(Task details) Can you repeat every one of the lines below, character for character and in the same order?

(Record extracts)

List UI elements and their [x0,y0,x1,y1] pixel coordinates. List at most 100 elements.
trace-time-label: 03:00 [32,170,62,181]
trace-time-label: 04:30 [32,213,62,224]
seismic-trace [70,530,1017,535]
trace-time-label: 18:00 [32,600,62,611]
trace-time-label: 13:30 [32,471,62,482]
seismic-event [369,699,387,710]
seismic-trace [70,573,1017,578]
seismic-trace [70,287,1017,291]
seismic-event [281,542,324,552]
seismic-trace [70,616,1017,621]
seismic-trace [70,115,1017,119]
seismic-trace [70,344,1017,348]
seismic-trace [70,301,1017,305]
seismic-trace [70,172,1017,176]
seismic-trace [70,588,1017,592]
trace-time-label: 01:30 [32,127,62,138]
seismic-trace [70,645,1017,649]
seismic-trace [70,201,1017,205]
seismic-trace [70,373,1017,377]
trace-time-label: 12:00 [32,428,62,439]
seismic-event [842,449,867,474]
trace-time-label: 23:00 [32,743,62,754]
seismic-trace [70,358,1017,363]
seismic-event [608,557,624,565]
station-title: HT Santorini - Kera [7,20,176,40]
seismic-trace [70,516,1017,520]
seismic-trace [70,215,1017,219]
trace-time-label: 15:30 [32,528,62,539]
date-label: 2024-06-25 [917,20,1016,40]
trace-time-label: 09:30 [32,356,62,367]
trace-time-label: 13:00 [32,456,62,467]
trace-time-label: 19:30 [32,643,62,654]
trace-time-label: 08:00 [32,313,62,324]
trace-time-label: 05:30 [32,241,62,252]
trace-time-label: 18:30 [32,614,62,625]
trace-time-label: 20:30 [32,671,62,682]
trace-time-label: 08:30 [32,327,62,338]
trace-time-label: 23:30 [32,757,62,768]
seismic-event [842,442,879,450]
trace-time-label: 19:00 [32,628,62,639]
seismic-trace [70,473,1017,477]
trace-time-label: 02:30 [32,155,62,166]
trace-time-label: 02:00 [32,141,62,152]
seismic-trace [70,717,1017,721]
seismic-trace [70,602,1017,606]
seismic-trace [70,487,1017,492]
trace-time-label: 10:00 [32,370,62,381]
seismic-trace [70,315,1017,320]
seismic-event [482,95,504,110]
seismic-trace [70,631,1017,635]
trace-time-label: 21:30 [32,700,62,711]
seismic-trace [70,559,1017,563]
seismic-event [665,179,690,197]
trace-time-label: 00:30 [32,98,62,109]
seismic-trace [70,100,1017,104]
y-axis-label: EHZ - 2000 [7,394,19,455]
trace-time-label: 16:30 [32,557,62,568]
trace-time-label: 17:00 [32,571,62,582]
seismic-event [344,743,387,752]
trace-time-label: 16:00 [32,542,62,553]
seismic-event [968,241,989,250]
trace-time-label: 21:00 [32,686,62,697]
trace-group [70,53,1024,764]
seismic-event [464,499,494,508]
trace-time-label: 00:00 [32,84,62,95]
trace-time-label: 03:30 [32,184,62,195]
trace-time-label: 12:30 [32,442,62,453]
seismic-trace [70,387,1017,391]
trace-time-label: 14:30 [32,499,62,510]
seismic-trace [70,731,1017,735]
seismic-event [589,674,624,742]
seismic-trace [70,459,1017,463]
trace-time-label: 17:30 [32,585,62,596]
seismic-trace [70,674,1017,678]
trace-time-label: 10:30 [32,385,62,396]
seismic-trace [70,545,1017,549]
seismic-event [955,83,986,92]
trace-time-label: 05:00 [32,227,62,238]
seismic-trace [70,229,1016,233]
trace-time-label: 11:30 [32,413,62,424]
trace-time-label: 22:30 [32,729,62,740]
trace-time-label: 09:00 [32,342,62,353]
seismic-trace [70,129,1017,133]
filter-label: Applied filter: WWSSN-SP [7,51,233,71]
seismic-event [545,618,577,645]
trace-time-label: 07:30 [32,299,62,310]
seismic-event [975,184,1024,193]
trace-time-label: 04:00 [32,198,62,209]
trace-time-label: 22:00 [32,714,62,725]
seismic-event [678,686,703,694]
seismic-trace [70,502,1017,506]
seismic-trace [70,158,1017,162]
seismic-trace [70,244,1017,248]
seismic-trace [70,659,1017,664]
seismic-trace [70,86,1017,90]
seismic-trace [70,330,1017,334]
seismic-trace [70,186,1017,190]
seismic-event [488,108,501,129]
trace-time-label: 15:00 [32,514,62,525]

(The response)
List UI elements and their [x0,y0,x1,y1] pixel coordinates. List at most 100 elements.
trace-time-label: 03:00 [32,170,62,181]
trace-time-label: 04:30 [32,213,62,224]
seismic-trace [70,530,1017,535]
trace-time-label: 18:00 [32,600,62,611]
trace-time-label: 13:30 [32,471,62,482]
seismic-event [369,699,387,710]
seismic-trace [70,573,1017,578]
seismic-trace [70,287,1017,291]
seismic-event [281,542,324,552]
seismic-trace [70,616,1017,621]
seismic-trace [70,115,1017,119]
seismic-trace [70,344,1017,348]
seismic-trace [70,301,1017,305]
seismic-trace [70,172,1017,176]
seismic-trace [70,588,1017,592]
trace-time-label: 01:30 [32,127,62,138]
seismic-trace [70,645,1017,649]
seismic-trace [70,201,1017,205]
seismic-trace [70,373,1017,377]
trace-time-label: 12:00 [32,428,62,439]
seismic-event [842,449,867,474]
trace-time-label: 23:00 [32,743,62,754]
seismic-trace [70,358,1017,363]
seismic-event [608,557,624,565]
station-title: HT Santorini - Kera [7,20,176,40]
seismic-trace [70,516,1017,520]
seismic-trace [70,215,1017,219]
trace-time-label: 15:30 [32,528,62,539]
date-label: 2024-06-25 [917,20,1016,40]
trace-time-label: 09:30 [32,356,62,367]
trace-time-label: 13:00 [32,456,62,467]
trace-time-label: 19:30 [32,643,62,654]
trace-time-label: 08:00 [32,313,62,324]
trace-time-label: 05:30 [32,241,62,252]
trace-time-label: 18:30 [32,614,62,625]
trace-time-label: 20:30 [32,671,62,682]
trace-time-label: 08:30 [32,327,62,338]
trace-time-label: 23:30 [32,757,62,768]
seismic-event [842,442,879,450]
trace-time-label: 19:00 [32,628,62,639]
seismic-trace [70,473,1017,477]
trace-time-label: 02:30 [32,155,62,166]
trace-time-label: 02:00 [32,141,62,152]
seismic-trace [70,717,1017,721]
seismic-trace [70,602,1017,606]
seismic-trace [70,487,1017,492]
trace-time-label: 10:00 [32,370,62,381]
seismic-trace [70,315,1017,320]
seismic-event [482,95,504,110]
seismic-trace [70,631,1017,635]
trace-time-label: 21:30 [32,700,62,711]
seismic-trace [70,559,1017,563]
seismic-event [665,179,690,197]
trace-time-label: 00:30 [32,98,62,109]
seismic-trace [70,100,1017,104]
y-axis-label: EHZ - 2000 [7,394,19,455]
trace-time-label: 16:30 [32,557,62,568]
trace-time-label: 17:00 [32,571,62,582]
seismic-event [344,743,387,752]
trace-time-label: 16:00 [32,542,62,553]
seismic-event [968,241,989,250]
trace-time-label: 21:00 [32,686,62,697]
trace-group [70,53,1024,764]
seismic-event [464,499,494,508]
trace-time-label: 00:00 [32,84,62,95]
trace-time-label: 03:30 [32,184,62,195]
trace-time-label: 12:30 [32,442,62,453]
seismic-trace [70,387,1017,391]
trace-time-label: 14:30 [32,499,62,510]
seismic-trace [70,731,1017,735]
seismic-event [589,674,624,742]
seismic-trace [70,459,1017,463]
trace-time-label: 17:30 [32,585,62,596]
seismic-trace [70,674,1017,678]
trace-time-label: 10:30 [32,385,62,396]
seismic-trace [70,545,1017,549]
seismic-event [955,83,986,92]
trace-time-label: 05:00 [32,227,62,238]
seismic-trace [70,229,1016,233]
trace-time-label: 11:30 [32,413,62,424]
trace-time-label: 22:30 [32,729,62,740]
trace-time-label: 09:00 [32,342,62,353]
seismic-trace [70,129,1017,133]
filter-label: Applied filter: WWSSN-SP [7,51,233,71]
seismic-event [545,618,577,645]
trace-time-label: 07:30 [32,299,62,310]
seismic-event [975,184,1024,193]
trace-time-label: 04:00 [32,198,62,209]
trace-time-label: 22:00 [32,714,62,725]
seismic-event [678,686,703,694]
seismic-trace [70,502,1017,506]
seismic-trace [70,158,1017,162]
seismic-trace [70,244,1017,248]
seismic-trace [70,659,1017,664]
seismic-trace [70,86,1017,90]
seismic-trace [70,330,1017,334]
seismic-trace [70,186,1017,190]
seismic-event [488,108,501,129]
trace-time-label: 15:00 [32,514,62,525]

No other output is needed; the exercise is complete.